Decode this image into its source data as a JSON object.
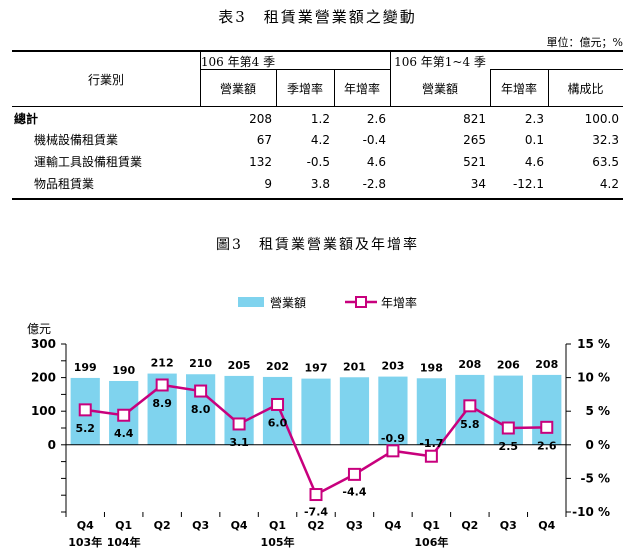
{
  "table": {
    "title": "表3　租賃業營業額之變動",
    "unit": "單位：億元；%",
    "headers": {
      "industry": "行業別",
      "q4_group_line1": "106 年第4 季",
      "q4_group_line2": "營業額",
      "qoq": "季增率",
      "yoy": "年增率",
      "ytd_group_line1": "106 年第1~4 季",
      "ytd_group_line2": "營業額",
      "ytd_yoy": "年增率",
      "share": "構成比"
    },
    "rows": [
      {
        "name": "總計",
        "q4": "208",
        "qoq": "1.2",
        "yoy": "2.6",
        "ytd": "821",
        "ytd_yoy": "2.3",
        "share": "100.0"
      },
      {
        "name": "機械設備租賃業",
        "q4": "67",
        "qoq": "4.2",
        "yoy": "-0.4",
        "ytd": "265",
        "ytd_yoy": "0.1",
        "share": "32.3"
      },
      {
        "name": "運輸工具設備租賃業",
        "q4": "132",
        "qoq": "-0.5",
        "yoy": "4.6",
        "ytd": "521",
        "ytd_yoy": "4.6",
        "share": "63.5"
      },
      {
        "name": "物品租賃業",
        "q4": "9",
        "qoq": "3.8",
        "yoy": "-2.8",
        "ytd": "34",
        "ytd_yoy": "-12.1",
        "share": "4.2"
      }
    ]
  },
  "chart_title": "圖3　租賃業營業額及年增率",
  "chart_data": {
    "type": "bar",
    "categories": [
      "Q4",
      "Q1",
      "Q2",
      "Q3",
      "Q4",
      "Q1",
      "Q2",
      "Q3",
      "Q4",
      "Q1",
      "Q2",
      "Q3",
      "Q4"
    ],
    "year_labels": [
      {
        "label": "103年",
        "index": 0
      },
      {
        "label": "104年",
        "index": 1
      },
      {
        "label": "105年",
        "index": 5
      },
      {
        "label": "106年",
        "index": 9
      }
    ],
    "series": [
      {
        "name": "營業額",
        "type": "bar",
        "axis": "left",
        "color": "#7fd3ee",
        "values": [
          199,
          190,
          212,
          210,
          205,
          202,
          197,
          201,
          203,
          198,
          208,
          206,
          208
        ]
      },
      {
        "name": "年增率",
        "type": "line",
        "axis": "right",
        "color": "#c8007d",
        "values": [
          5.2,
          4.4,
          8.9,
          8.0,
          3.1,
          6.0,
          -7.4,
          -4.4,
          -0.9,
          -1.7,
          5.8,
          2.5,
          2.6
        ]
      }
    ],
    "y_left": {
      "unit": "億元",
      "ticks": [
        "300",
        "200",
        "100",
        "0"
      ],
      "range": [
        -200,
        300
      ]
    },
    "y_right": {
      "ticks": [
        "15 %",
        "10 %",
        "5 %",
        "0 %",
        "-5 %",
        "-10 %"
      ],
      "range": [
        -10,
        15
      ]
    },
    "legend_position": "top-center",
    "grid": false
  }
}
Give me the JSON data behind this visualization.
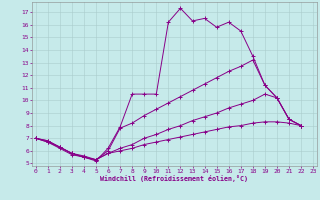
{
  "bg_color": "#c6eaea",
  "line_color": "#880088",
  "grid_color": "#aacccc",
  "xlabel": "Windchill (Refroidissement éolien,°C)",
  "ylabel_ticks": [
    5,
    6,
    7,
    8,
    9,
    10,
    11,
    12,
    13,
    14,
    15,
    16,
    17
  ],
  "xlabel_ticks": [
    0,
    1,
    2,
    3,
    4,
    5,
    6,
    7,
    8,
    9,
    10,
    11,
    12,
    13,
    14,
    15,
    16,
    17,
    18,
    19,
    20,
    21,
    22,
    23
  ],
  "xlim": [
    -0.3,
    23.3
  ],
  "ylim": [
    4.8,
    17.8
  ],
  "series1": [
    [
      0,
      7.0
    ],
    [
      1,
      6.7
    ],
    [
      2,
      6.2
    ],
    [
      3,
      5.7
    ],
    [
      4,
      5.5
    ],
    [
      5,
      5.2
    ],
    [
      6,
      6.2
    ],
    [
      7,
      7.9
    ],
    [
      8,
      10.5
    ],
    [
      9,
      10.5
    ],
    [
      10,
      10.5
    ],
    [
      11,
      16.2
    ],
    [
      12,
      17.3
    ],
    [
      13,
      16.3
    ],
    [
      14,
      16.5
    ],
    [
      15,
      15.8
    ],
    [
      16,
      16.2
    ],
    [
      17,
      15.5
    ],
    [
      18,
      13.5
    ],
    [
      19,
      11.2
    ],
    [
      20,
      10.2
    ],
    [
      21,
      8.5
    ],
    [
      22,
      8.0
    ]
  ],
  "series2": [
    [
      0,
      7.0
    ],
    [
      1,
      6.7
    ],
    [
      2,
      6.3
    ],
    [
      3,
      5.8
    ],
    [
      4,
      5.5
    ],
    [
      5,
      5.3
    ],
    [
      6,
      6.0
    ],
    [
      7,
      7.8
    ],
    [
      8,
      8.2
    ],
    [
      9,
      8.8
    ],
    [
      10,
      9.3
    ],
    [
      11,
      9.8
    ],
    [
      12,
      10.3
    ],
    [
      13,
      10.8
    ],
    [
      14,
      11.3
    ],
    [
      15,
      11.8
    ],
    [
      16,
      12.3
    ],
    [
      17,
      12.7
    ],
    [
      18,
      13.2
    ],
    [
      19,
      11.2
    ],
    [
      20,
      10.2
    ],
    [
      21,
      8.5
    ],
    [
      22,
      8.0
    ]
  ],
  "series3": [
    [
      0,
      7.0
    ],
    [
      1,
      6.8
    ],
    [
      2,
      6.3
    ],
    [
      3,
      5.8
    ],
    [
      4,
      5.6
    ],
    [
      5,
      5.3
    ],
    [
      6,
      5.8
    ],
    [
      7,
      6.2
    ],
    [
      8,
      6.5
    ],
    [
      9,
      7.0
    ],
    [
      10,
      7.3
    ],
    [
      11,
      7.7
    ],
    [
      12,
      8.0
    ],
    [
      13,
      8.4
    ],
    [
      14,
      8.7
    ],
    [
      15,
      9.0
    ],
    [
      16,
      9.4
    ],
    [
      17,
      9.7
    ],
    [
      18,
      10.0
    ],
    [
      19,
      10.5
    ],
    [
      20,
      10.2
    ],
    [
      21,
      8.5
    ],
    [
      22,
      8.0
    ]
  ],
  "series4": [
    [
      0,
      7.0
    ],
    [
      1,
      6.8
    ],
    [
      2,
      6.3
    ],
    [
      3,
      5.8
    ],
    [
      4,
      5.5
    ],
    [
      5,
      5.3
    ],
    [
      6,
      5.8
    ],
    [
      7,
      6.0
    ],
    [
      8,
      6.2
    ],
    [
      9,
      6.5
    ],
    [
      10,
      6.7
    ],
    [
      11,
      6.9
    ],
    [
      12,
      7.1
    ],
    [
      13,
      7.3
    ],
    [
      14,
      7.5
    ],
    [
      15,
      7.7
    ],
    [
      16,
      7.9
    ],
    [
      17,
      8.0
    ],
    [
      18,
      8.2
    ],
    [
      19,
      8.3
    ],
    [
      20,
      8.3
    ],
    [
      21,
      8.2
    ],
    [
      22,
      8.0
    ]
  ]
}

+ + + +

▸ What this task involves: Print every record above exactly as written, leaving out the pictures.

▸ Task solution:
Decode this image into its source data as a JSON object.
{
  "table": {
    "title": "表3　租賃業營業額之變動",
    "unit": "單位：億元；%",
    "headers": {
      "industry": "行業別",
      "q4_group_line1": "106 年第4 季",
      "q4_group_line2": "營業額",
      "qoq": "季增率",
      "yoy": "年增率",
      "ytd_group_line1": "106 年第1~4 季",
      "ytd_group_line2": "營業額",
      "ytd_yoy": "年增率",
      "share": "構成比"
    },
    "rows": [
      {
        "name": "總計",
        "q4": "208",
        "qoq": "1.2",
        "yoy": "2.6",
        "ytd": "821",
        "ytd_yoy": "2.3",
        "share": "100.0"
      },
      {
        "name": "機械設備租賃業",
        "q4": "67",
        "qoq": "4.2",
        "yoy": "-0.4",
        "ytd": "265",
        "ytd_yoy": "0.1",
        "share": "32.3"
      },
      {
        "name": "運輸工具設備租賃業",
        "q4": "132",
        "qoq": "-0.5",
        "yoy": "4.6",
        "ytd": "521",
        "ytd_yoy": "4.6",
        "share": "63.5"
      },
      {
        "name": "物品租賃業",
        "q4": "9",
        "qoq": "3.8",
        "yoy": "-2.8",
        "ytd": "34",
        "ytd_yoy": "-12.1",
        "share": "4.2"
      }
    ]
  },
  "chart_title": "圖3　租賃業營業額及年增率",
  "chart_data": {
    "type": "bar",
    "categories": [
      "Q4",
      "Q1",
      "Q2",
      "Q3",
      "Q4",
      "Q1",
      "Q2",
      "Q3",
      "Q4",
      "Q1",
      "Q2",
      "Q3",
      "Q4"
    ],
    "year_labels": [
      {
        "label": "103年",
        "index": 0
      },
      {
        "label": "104年",
        "index": 1
      },
      {
        "label": "105年",
        "index": 5
      },
      {
        "label": "106年",
        "index": 9
      }
    ],
    "series": [
      {
        "name": "營業額",
        "type": "bar",
        "axis": "left",
        "color": "#7fd3ee",
        "values": [
          199,
          190,
          212,
          210,
          205,
          202,
          197,
          201,
          203,
          198,
          208,
          206,
          208
        ]
      },
      {
        "name": "年增率",
        "type": "line",
        "axis": "right",
        "color": "#c8007d",
        "values": [
          5.2,
          4.4,
          8.9,
          8.0,
          3.1,
          6.0,
          -7.4,
          -4.4,
          -0.9,
          -1.7,
          5.8,
          2.5,
          2.6
        ]
      }
    ],
    "y_left": {
      "unit": "億元",
      "ticks": [
        "300",
        "200",
        "100",
        "0"
      ],
      "range": [
        -200,
        300
      ]
    },
    "y_right": {
      "ticks": [
        "15 %",
        "10 %",
        "5 %",
        "0 %",
        "-5 %",
        "-10 %"
      ],
      "range": [
        -10,
        15
      ]
    },
    "legend_position": "top-center",
    "grid": false
  }
}
Give me the JSON data behind this visualization.
{
  "bg_color": "#c6eaea",
  "line_color": "#880088",
  "grid_color": "#aacccc",
  "xlabel": "Windchill (Refroidissement éolien,°C)",
  "ylabel_ticks": [
    5,
    6,
    7,
    8,
    9,
    10,
    11,
    12,
    13,
    14,
    15,
    16,
    17
  ],
  "xlabel_ticks": [
    0,
    1,
    2,
    3,
    4,
    5,
    6,
    7,
    8,
    9,
    10,
    11,
    12,
    13,
    14,
    15,
    16,
    17,
    18,
    19,
    20,
    21,
    22,
    23
  ],
  "xlim": [
    -0.3,
    23.3
  ],
  "ylim": [
    4.8,
    17.8
  ],
  "series1": [
    [
      0,
      7.0
    ],
    [
      1,
      6.7
    ],
    [
      2,
      6.2
    ],
    [
      3,
      5.7
    ],
    [
      4,
      5.5
    ],
    [
      5,
      5.2
    ],
    [
      6,
      6.2
    ],
    [
      7,
      7.9
    ],
    [
      8,
      10.5
    ],
    [
      9,
      10.5
    ],
    [
      10,
      10.5
    ],
    [
      11,
      16.2
    ],
    [
      12,
      17.3
    ],
    [
      13,
      16.3
    ],
    [
      14,
      16.5
    ],
    [
      15,
      15.8
    ],
    [
      16,
      16.2
    ],
    [
      17,
      15.5
    ],
    [
      18,
      13.5
    ],
    [
      19,
      11.2
    ],
    [
      20,
      10.2
    ],
    [
      21,
      8.5
    ],
    [
      22,
      8.0
    ]
  ],
  "series2": [
    [
      0,
      7.0
    ],
    [
      1,
      6.7
    ],
    [
      2,
      6.3
    ],
    [
      3,
      5.8
    ],
    [
      4,
      5.5
    ],
    [
      5,
      5.3
    ],
    [
      6,
      6.0
    ],
    [
      7,
      7.8
    ],
    [
      8,
      8.2
    ],
    [
      9,
      8.8
    ],
    [
      10,
      9.3
    ],
    [
      11,
      9.8
    ],
    [
      12,
      10.3
    ],
    [
      13,
      10.8
    ],
    [
      14,
      11.3
    ],
    [
      15,
      11.8
    ],
    [
      16,
      12.3
    ],
    [
      17,
      12.7
    ],
    [
      18,
      13.2
    ],
    [
      19,
      11.2
    ],
    [
      20,
      10.2
    ],
    [
      21,
      8.5
    ],
    [
      22,
      8.0
    ]
  ],
  "series3": [
    [
      0,
      7.0
    ],
    [
      1,
      6.8
    ],
    [
      2,
      6.3
    ],
    [
      3,
      5.8
    ],
    [
      4,
      5.6
    ],
    [
      5,
      5.3
    ],
    [
      6,
      5.8
    ],
    [
      7,
      6.2
    ],
    [
      8,
      6.5
    ],
    [
      9,
      7.0
    ],
    [
      10,
      7.3
    ],
    [
      11,
      7.7
    ],
    [
      12,
      8.0
    ],
    [
      13,
      8.4
    ],
    [
      14,
      8.7
    ],
    [
      15,
      9.0
    ],
    [
      16,
      9.4
    ],
    [
      17,
      9.7
    ],
    [
      18,
      10.0
    ],
    [
      19,
      10.5
    ],
    [
      20,
      10.2
    ],
    [
      21,
      8.5
    ],
    [
      22,
      8.0
    ]
  ],
  "series4": [
    [
      0,
      7.0
    ],
    [
      1,
      6.8
    ],
    [
      2,
      6.3
    ],
    [
      3,
      5.8
    ],
    [
      4,
      5.5
    ],
    [
      5,
      5.3
    ],
    [
      6,
      5.8
    ],
    [
      7,
      6.0
    ],
    [
      8,
      6.2
    ],
    [
      9,
      6.5
    ],
    [
      10,
      6.7
    ],
    [
      11,
      6.9
    ],
    [
      12,
      7.1
    ],
    [
      13,
      7.3
    ],
    [
      14,
      7.5
    ],
    [
      15,
      7.7
    ],
    [
      16,
      7.9
    ],
    [
      17,
      8.0
    ],
    [
      18,
      8.2
    ],
    [
      19,
      8.3
    ],
    [
      20,
      8.3
    ],
    [
      21,
      8.2
    ],
    [
      22,
      8.0
    ]
  ]
}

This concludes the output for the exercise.